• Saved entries

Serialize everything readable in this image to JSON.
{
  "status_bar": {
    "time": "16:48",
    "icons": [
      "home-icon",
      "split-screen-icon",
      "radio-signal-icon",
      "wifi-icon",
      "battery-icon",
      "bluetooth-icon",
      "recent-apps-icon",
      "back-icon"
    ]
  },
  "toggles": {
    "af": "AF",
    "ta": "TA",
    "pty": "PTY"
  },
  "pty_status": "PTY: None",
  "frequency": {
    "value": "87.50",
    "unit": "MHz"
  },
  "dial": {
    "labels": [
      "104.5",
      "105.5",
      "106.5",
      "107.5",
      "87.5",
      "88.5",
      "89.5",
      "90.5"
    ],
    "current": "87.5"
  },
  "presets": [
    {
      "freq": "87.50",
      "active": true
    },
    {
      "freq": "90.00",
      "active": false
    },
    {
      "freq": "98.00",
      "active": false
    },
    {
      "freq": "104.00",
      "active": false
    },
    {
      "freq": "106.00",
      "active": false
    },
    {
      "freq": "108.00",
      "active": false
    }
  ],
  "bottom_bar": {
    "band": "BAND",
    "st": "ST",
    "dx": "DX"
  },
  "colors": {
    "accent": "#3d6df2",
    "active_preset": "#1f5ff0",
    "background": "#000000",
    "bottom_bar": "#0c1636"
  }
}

• Request
Exactly reproduce every record.

• Answer below
Serialize everything readable in this image to JSON.
{
  "status_bar": {
    "time": "16:48",
    "icons": [
      "home-icon",
      "split-screen-icon",
      "radio-signal-icon",
      "wifi-icon",
      "battery-icon",
      "bluetooth-icon",
      "recent-apps-icon",
      "back-icon"
    ]
  },
  "toggles": {
    "af": "AF",
    "ta": "TA",
    "pty": "PTY"
  },
  "pty_status": "PTY: None",
  "frequency": {
    "value": "87.50",
    "unit": "MHz"
  },
  "dial": {
    "labels": [
      "104.5",
      "105.5",
      "106.5",
      "107.5",
      "87.5",
      "88.5",
      "89.5",
      "90.5"
    ],
    "current": "87.5"
  },
  "presets": [
    {
      "freq": "87.50",
      "active": true
    },
    {
      "freq": "90.00",
      "active": false
    },
    {
      "freq": "98.00",
      "active": false
    },
    {
      "freq": "104.00",
      "active": false
    },
    {
      "freq": "106.00",
      "active": false
    },
    {
      "freq": "108.00",
      "active": false
    }
  ],
  "bottom_bar": {
    "band": "BAND",
    "st": "ST",
    "dx": "DX"
  },
  "colors": {
    "accent": "#3d6df2",
    "active_preset": "#1f5ff0",
    "background": "#000000",
    "bottom_bar": "#0c1636"
  }
}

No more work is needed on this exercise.